The records:

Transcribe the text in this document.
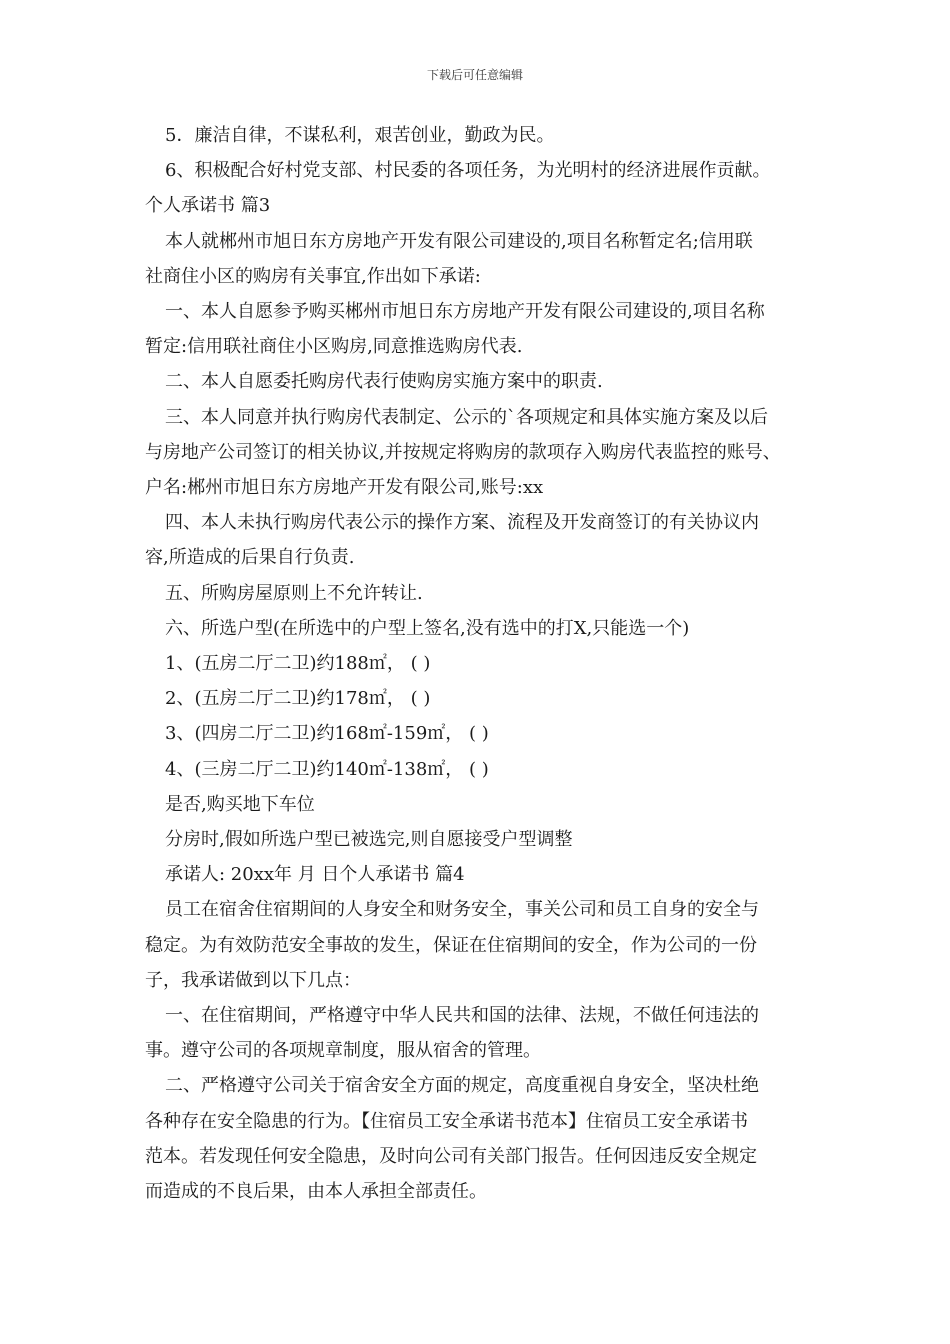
下载后可任意编辑

5．廉洁自律，不谋私利，艰苦创业，勤政为民。

6、积极配合好村党支部、村民委的各项任务，为光明村的经济进展作贡献。

个人承诺书 篇3

本人就郴州市旭日东方房地产开发有限公司建设的,项目名称暂定名;信用联

社商住小区的购房有关事宜,作出如下承诺:

一、本人自愿参予购买郴州市旭日东方房地产开发有限公司建设的,项目名称

暂定:信用联社商住小区购房,同意推选购房代表.

二、本人自愿委托购房代表行使购房实施方案中的职责.

三、本人同意并执行购房代表制定、公示的`各项规定和具体实施方案及以后

与房地产公司签订的相关协议,并按规定将购房的款项存入购房代表监控的账号、

户名:郴州市旭日东方房地产开发有限公司,账号:xx

四、本人未执行购房代表公示的操作方案、流程及开发商签订的有关协议内

容,所造成的后果自行负责.

五、所购房屋原则上不允许转让.

六、所选户型(在所选中的户型上签名,没有选中的打X,只能选一个)

1、(五房二厅二卫)约188㎡， ( )

2、(五房二厅二卫)约178㎡， ( )

3、(四房二厅二卫)约168㎡-159㎡， ( )

4、(三房二厅二卫)约140㎡-138㎡， ( )

是否,购买地下车位

分房时,假如所选户型已被选完,则自愿接受户型调整

承诺人: 20xx年 月 日个人承诺书 篇4

员工在宿舍住宿期间的人身安全和财务安全，事关公司和员工自身的安全与

稳定。为有效防范安全事故的发生，保证在住宿期间的安全，作为公司的一份

子，我承诺做到以下几点：

一、在住宿期间，严格遵守中华人民共和国的法律、法规，不做任何违法的

事。遵守公司的各项规章制度，服从宿舍的管理。

二、严格遵守公司关于宿舍安全方面的规定，高度重视自身安全，坚决杜绝

各种存在安全隐患的行为。【住宿员工安全承诺书范本】住宿员工安全承诺书

范本。若发现任何安全隐患，及时向公司有关部门报告。任何因违反安全规定

而造成的不良后果，由本人承担全部责任。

Written request:
Except for the pictures, print the data above exactly.

Answer to this exercise:
Transcribe the text in this document.
下载后可任意编辑

5．廉洁自律，不谋私利，艰苦创业，勤政为民。

6、积极配合好村党支部、村民委的各项任务，为光明村的经济进展作贡献。

个人承诺书 篇3

本人就郴州市旭日东方房地产开发有限公司建设的,项目名称暂定名;信用联

社商住小区的购房有关事宜,作出如下承诺:

一、本人自愿参予购买郴州市旭日东方房地产开发有限公司建设的,项目名称

暂定:信用联社商住小区购房,同意推选购房代表.

二、本人自愿委托购房代表行使购房实施方案中的职责.

三、本人同意并执行购房代表制定、公示的`各项规定和具体实施方案及以后

与房地产公司签订的相关协议,并按规定将购房的款项存入购房代表监控的账号、

户名:郴州市旭日东方房地产开发有限公司,账号:xx

四、本人未执行购房代表公示的操作方案、流程及开发商签订的有关协议内

容,所造成的后果自行负责.

五、所购房屋原则上不允许转让.

六、所选户型(在所选中的户型上签名,没有选中的打X,只能选一个)

1、(五房二厅二卫)约188㎡， ( )

2、(五房二厅二卫)约178㎡， ( )

3、(四房二厅二卫)约168㎡-159㎡， ( )

4、(三房二厅二卫)约140㎡-138㎡， ( )

是否,购买地下车位

分房时,假如所选户型已被选完,则自愿接受户型调整

承诺人: 20xx年 月 日个人承诺书 篇4

员工在宿舍住宿期间的人身安全和财务安全，事关公司和员工自身的安全与

稳定。为有效防范安全事故的发生，保证在住宿期间的安全，作为公司的一份

子，我承诺做到以下几点：

一、在住宿期间，严格遵守中华人民共和国的法律、法规，不做任何违法的

事。遵守公司的各项规章制度，服从宿舍的管理。

二、严格遵守公司关于宿舍安全方面的规定，高度重视自身安全，坚决杜绝

各种存在安全隐患的行为。【住宿员工安全承诺书范本】住宿员工安全承诺书

范本。若发现任何安全隐患，及时向公司有关部门报告。任何因违反安全规定

而造成的不良后果，由本人承担全部责任。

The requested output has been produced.